** Start **

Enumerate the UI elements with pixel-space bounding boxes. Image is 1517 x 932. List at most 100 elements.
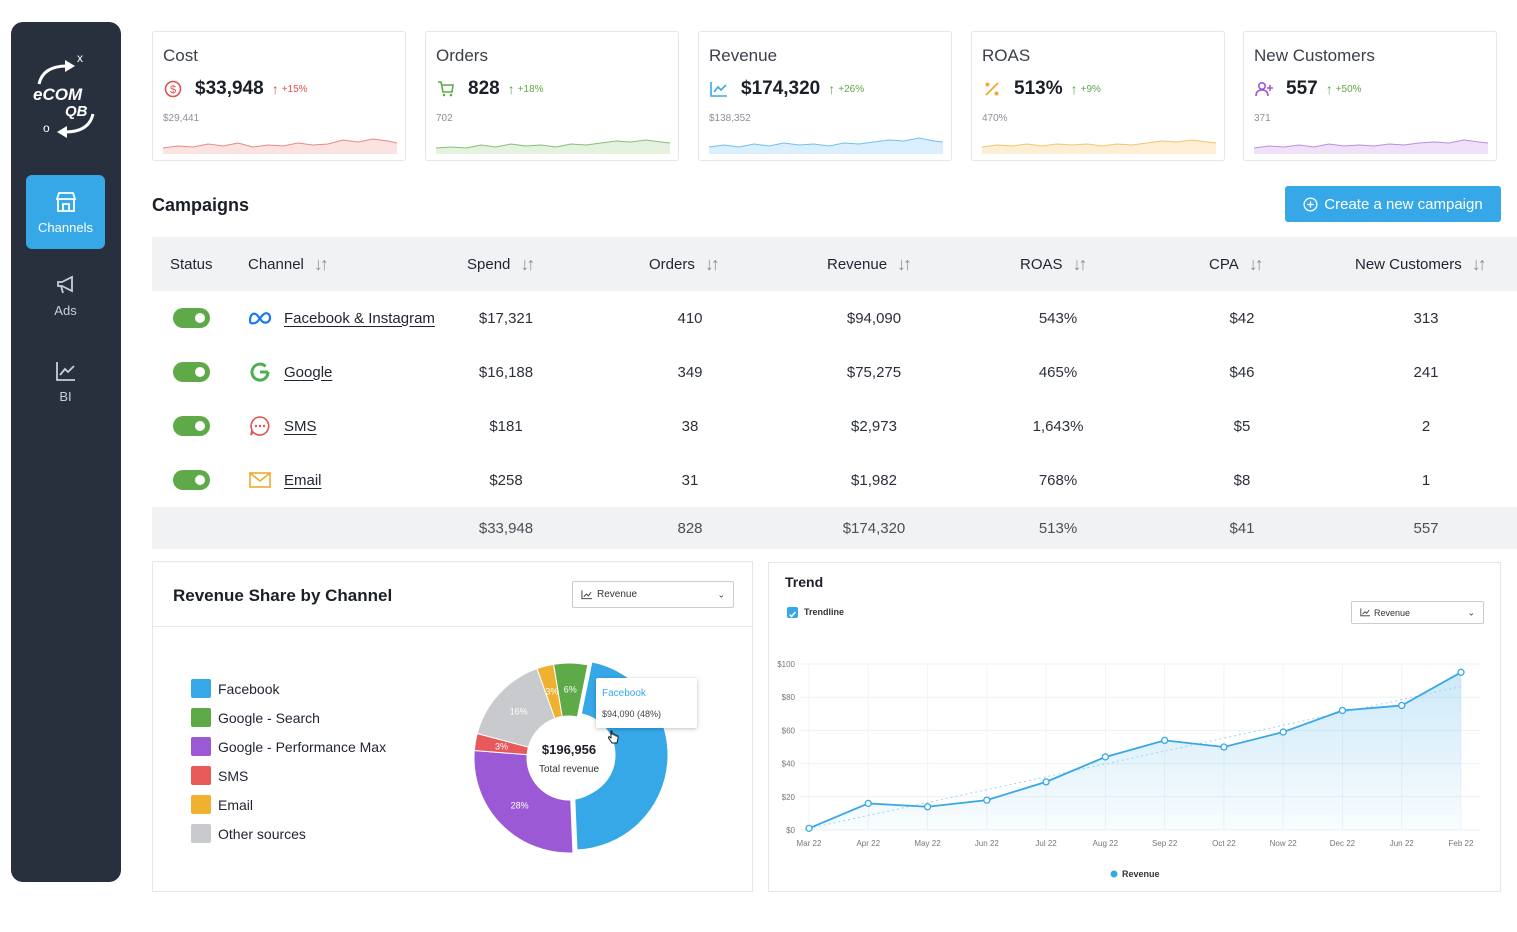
kpi-change: ↑ +15% <box>271 81 308 97</box>
legend-item[interactable]: SMS <box>191 761 386 790</box>
kpi-previous: 470% <box>982 113 1008 124</box>
sort-icon[interactable]: ↓↑ <box>1471 253 1487 274</box>
channel-link-sms[interactable]: SMS <box>284 417 317 435</box>
cell-new-customers: 1 <box>1421 471 1431 489</box>
x-tick-label: Oct 22 <box>1212 839 1236 848</box>
status-toggle[interactable] <box>173 362 210 382</box>
cell-spend: $181 <box>489 417 523 435</box>
sort-icon[interactable]: ↓↑ <box>704 253 720 274</box>
cell-roas: 768% <box>1038 471 1078 489</box>
kpi-title: Orders <box>436 46 488 65</box>
chart-tooltip: Facebook $94,090 (48%) <box>596 678 697 728</box>
total-spend: $33,948 <box>478 519 534 537</box>
kpi-previous: $29,441 <box>163 113 200 124</box>
cell-cpa: $46 <box>1229 363 1255 381</box>
nav-bi[interactable]: BI <box>26 344 105 418</box>
x-tick-label: Dec 22 <box>1330 839 1356 848</box>
donut-slice-label: 3% <box>495 741 508 751</box>
col-roas[interactable]: ROAS ↓↑ <box>1020 253 1088 274</box>
data-point[interactable] <box>805 824 813 832</box>
kpi-sparkline <box>1254 139 1488 154</box>
y-tick-label: $80 <box>782 693 796 702</box>
channel-link-google[interactable]: Google <box>284 363 333 381</box>
col-cpa[interactable]: CPA ↓↑ <box>1209 253 1264 274</box>
y-tick-label: $60 <box>782 726 796 735</box>
trend-title: Trend <box>785 574 824 590</box>
legend-item[interactable]: Other sources <box>191 819 386 848</box>
kpi-card-revenue[interactable]: Revenue $174,320 ↑ +26% $138,352 <box>698 31 952 161</box>
col-channel[interactable]: Channel ↓↑ <box>248 253 329 274</box>
trend-dropdown[interactable]: Revenue ⌄ <box>1351 601 1484 624</box>
sort-icon[interactable]: ↓↑ <box>897 253 912 274</box>
status-toggle[interactable] <box>173 308 210 328</box>
chart-line-icon <box>581 589 592 599</box>
data-point[interactable] <box>864 799 872 808</box>
legend-item[interactable]: Email <box>191 790 386 819</box>
cell-new-customers: 241 <box>1413 363 1439 381</box>
svg-text:$: $ <box>170 84 176 96</box>
data-point[interactable] <box>983 796 991 804</box>
sort-icon[interactable]: ↓↑ <box>520 253 535 274</box>
kpi-card-orders[interactable]: Orders 828 ↑ +18% 702 <box>425 31 679 161</box>
col-new-customers[interactable]: New Customers ↓↑ <box>1355 253 1487 274</box>
kpi-card-new-customers[interactable]: New Customers 557 ↑ +50% 371 <box>1243 31 1497 161</box>
channel-link-email[interactable]: Email <box>284 471 322 489</box>
nav-channels[interactable]: Channels <box>26 175 105 249</box>
status-toggle[interactable] <box>173 470 210 490</box>
data-point[interactable] <box>1042 778 1050 786</box>
trend-legend-label[interactable]: Revenue <box>1122 869 1160 879</box>
cell-revenue: $2,973 <box>851 417 897 435</box>
kpi-card-cost[interactable]: Cost $ $33,948 ↑ +15% $29,441 <box>152 31 406 161</box>
channel-link-facebook[interactable]: Facebook & Instagram <box>284 309 435 327</box>
nav-ads[interactable]: Ads <box>26 258 105 332</box>
data-point[interactable] <box>1220 743 1228 751</box>
col-status: Status <box>170 255 213 273</box>
col-spend[interactable]: Spend ↓↑ <box>467 253 535 274</box>
data-point[interactable] <box>1160 736 1169 745</box>
revenue-line[interactable] <box>808 671 1462 830</box>
revenue-share-dropdown[interactable]: Revenue ⌄ <box>572 581 734 608</box>
kpi-card-roas[interactable]: ROAS 513% ↑ +9% 470% <box>971 31 1225 161</box>
cell-spend: $258 <box>489 471 523 489</box>
data-point[interactable] <box>1101 753 1110 761</box>
ecom-qb-logo[interactable]: x eCOM QB o <box>29 44 104 139</box>
kpi-previous: $138,352 <box>709 113 751 124</box>
sms-icon <box>248 414 272 438</box>
percent-icon <box>982 79 1002 99</box>
status-toggle[interactable] <box>173 416 210 436</box>
revenue-share-title: Revenue Share by Channel <box>173 586 393 605</box>
data-point[interactable] <box>1457 668 1465 676</box>
trendline-label[interactable]: Trendline <box>804 607 845 617</box>
x-tick-label: Sep 22 <box>1152 839 1178 848</box>
kpi-previous: 371 <box>1254 113 1271 124</box>
data-point[interactable] <box>1398 701 1406 710</box>
donut-legend: Facebook Google - Search Google - Perfor… <box>191 674 386 848</box>
legend-item[interactable]: Google - Performance Max <box>191 732 386 761</box>
col-revenue[interactable]: Revenue ↓↑ <box>827 253 912 274</box>
legend-item[interactable]: Google - Search <box>191 703 386 732</box>
col-orders[interactable]: Orders ↓↑ <box>649 253 720 274</box>
legend-dot <box>1110 870 1118 878</box>
data-point[interactable] <box>1279 728 1287 736</box>
sort-icon[interactable]: ↓↑ <box>1248 253 1264 274</box>
kpi-title: ROAS <box>982 46 1031 65</box>
legend-swatch <box>191 737 211 756</box>
cell-orders: 410 <box>677 309 703 327</box>
legend-swatch <box>191 766 211 785</box>
total-orders: 828 <box>677 519 703 537</box>
trend-line-chart[interactable]: $0 $20 $40 $60 $80 $100 Mar 22 Apr 22 May 22 Jun … <box>769 643 1500 883</box>
table-totals-row: $33,948 828 $174,320 513% $41 557 <box>152 507 1517 549</box>
data-point[interactable] <box>1338 706 1347 715</box>
sort-icon[interactable]: ↓↑ <box>1072 253 1088 274</box>
donut-slice-label: 3% <box>545 687 558 697</box>
chevron-down-icon: ⌄ <box>717 589 725 599</box>
legend-item[interactable]: Facebook <box>191 674 386 703</box>
panel-divider <box>153 626 752 627</box>
table-header: Status Channel ↓↑ Spend ↓↑ Orders ↓↑ Revenu… <box>152 237 1517 291</box>
campaigns-table: Status Channel ↓↑ Spend ↓↑ Orders ↓↑ Revenu… <box>152 237 1517 549</box>
trendline-checkbox[interactable] <box>787 607 798 618</box>
revenue-share-panel: Revenue Share by Channel Revenue ⌄ Faceb… <box>152 561 753 892</box>
sort-icon[interactable]: ↓↑ <box>313 253 329 274</box>
create-campaign-button[interactable]: Create a new campaign <box>1285 186 1501 222</box>
data-point[interactable] <box>923 803 932 811</box>
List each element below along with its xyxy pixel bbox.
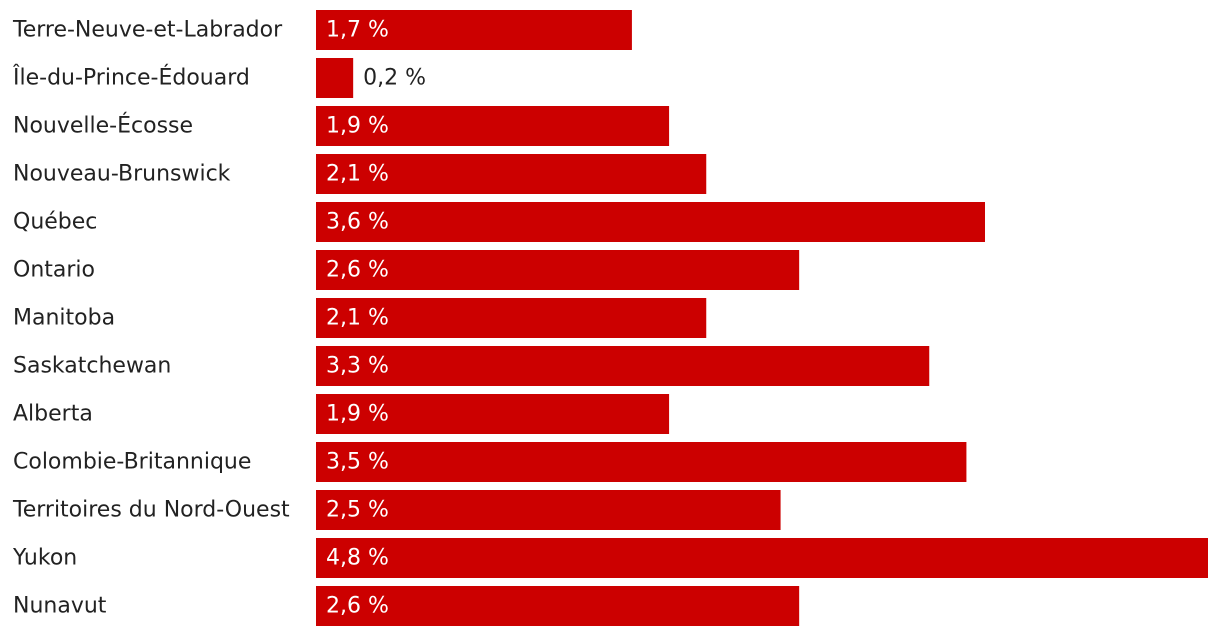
bar-row: Manitoba 2,1 % (13, 298, 707, 338)
value-label: 2,5 % (326, 498, 389, 523)
bar-row: Nunavut 2,6 % (13, 586, 800, 626)
bar (316, 538, 1208, 578)
bar (316, 586, 800, 626)
bar (316, 202, 985, 242)
bar-row: Saskatchewan 3,3 % (13, 346, 930, 386)
bar-row: Alberta 1,9 % (13, 394, 670, 434)
bar (316, 250, 800, 290)
category-label: Territoires du Nord-Ouest (12, 498, 290, 523)
bar-row: Île-du-Prince-Édouard 0,2 % (12, 58, 426, 98)
bar-row: Nouveau-Brunswick 2,1 % (13, 154, 707, 194)
bar (316, 154, 707, 194)
category-label: Colombie-Britannique (13, 450, 251, 475)
category-label: Ontario (13, 258, 95, 283)
value-label: 1,9 % (326, 114, 389, 139)
category-label: Terre-Neuve-et-Labrador (12, 18, 283, 43)
category-label: Nouveau-Brunswick (13, 162, 231, 187)
bar-row: Yukon 4,8 % (12, 538, 1208, 578)
bar-row: Colombie-Britannique 3,5 % (13, 442, 967, 482)
bar (316, 58, 354, 98)
value-label: 3,5 % (326, 450, 389, 475)
category-label: Québec (13, 210, 97, 235)
bar (316, 442, 967, 482)
category-label: Alberta (13, 402, 93, 427)
bar-row: Territoires du Nord-Ouest 2,5 % (12, 490, 781, 530)
bar (316, 394, 670, 434)
value-label: 3,6 % (326, 210, 389, 235)
category-label: Manitoba (13, 306, 115, 331)
value-label: 0,2 % (363, 66, 426, 91)
bar (316, 490, 781, 530)
value-label: 2,6 % (326, 258, 389, 283)
bar (316, 106, 670, 146)
value-label: 3,3 % (326, 354, 389, 379)
category-label: Nunavut (13, 594, 107, 619)
category-label: Nouvelle-Écosse (13, 113, 193, 139)
value-label: 1,9 % (326, 402, 389, 427)
value-label: 2,1 % (326, 306, 389, 331)
bar-row: Terre-Neuve-et-Labrador 1,7 % (12, 10, 632, 50)
bar-row: Nouvelle-Écosse 1,9 % (13, 106, 670, 146)
category-label: Saskatchewan (13, 354, 171, 379)
value-label: 2,1 % (326, 162, 389, 187)
category-label: Île-du-Prince-Édouard (12, 65, 250, 91)
bar-row: Ontario 2,6 % (13, 250, 800, 290)
value-label: 2,6 % (326, 594, 389, 619)
bar (316, 346, 930, 386)
value-label: 4,8 % (326, 546, 389, 571)
value-label: 1,7 % (326, 18, 389, 43)
bar (316, 298, 707, 338)
category-label: Yukon (12, 546, 77, 571)
bar (316, 10, 632, 50)
bar-row: Québec 3,6 % (13, 202, 985, 242)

** End **

Direction - Please rewrite everything in the records from the line containing "bar-row: Manitoba 2,1 % (13, 298, 707, 338)" down to the line containing "bar (316, 442, 967, 482)", putting "value-text" wherever "value-label" occurs and leaving all else unchanged.

Response -
bar-row: Manitoba 2,1 % (13, 298, 707, 338)
value-text: 2,5 % (326, 498, 389, 523)
bar-row: Nunavut 2,6 % (13, 586, 800, 626)
bar (316, 538, 1208, 578)
bar (316, 586, 800, 626)
bar (316, 202, 985, 242)
bar-row: Saskatchewan 3,3 % (13, 346, 930, 386)
bar-row: Alberta 1,9 % (13, 394, 670, 434)
bar (316, 250, 800, 290)
category-label: Territoires du Nord-Ouest (12, 498, 290, 523)
bar-row: Île-du-Prince-Édouard 0,2 % (12, 58, 426, 98)
bar-row: Nouveau-Brunswick 2,1 % (13, 154, 707, 194)
bar (316, 154, 707, 194)
category-label: Colombie-Britannique (13, 450, 251, 475)
category-label: Ontario (13, 258, 95, 283)
value-text: 1,9 % (326, 114, 389, 139)
category-label: Terre-Neuve-et-Labrador (12, 18, 283, 43)
category-label: Nouveau-Brunswick (13, 162, 231, 187)
bar-row: Yukon 4,8 % (12, 538, 1208, 578)
bar-row: Colombie-Britannique 3,5 % (13, 442, 967, 482)
bar (316, 58, 354, 98)
value-text: 3,5 % (326, 450, 389, 475)
category-label: Québec (13, 210, 97, 235)
bar (316, 442, 967, 482)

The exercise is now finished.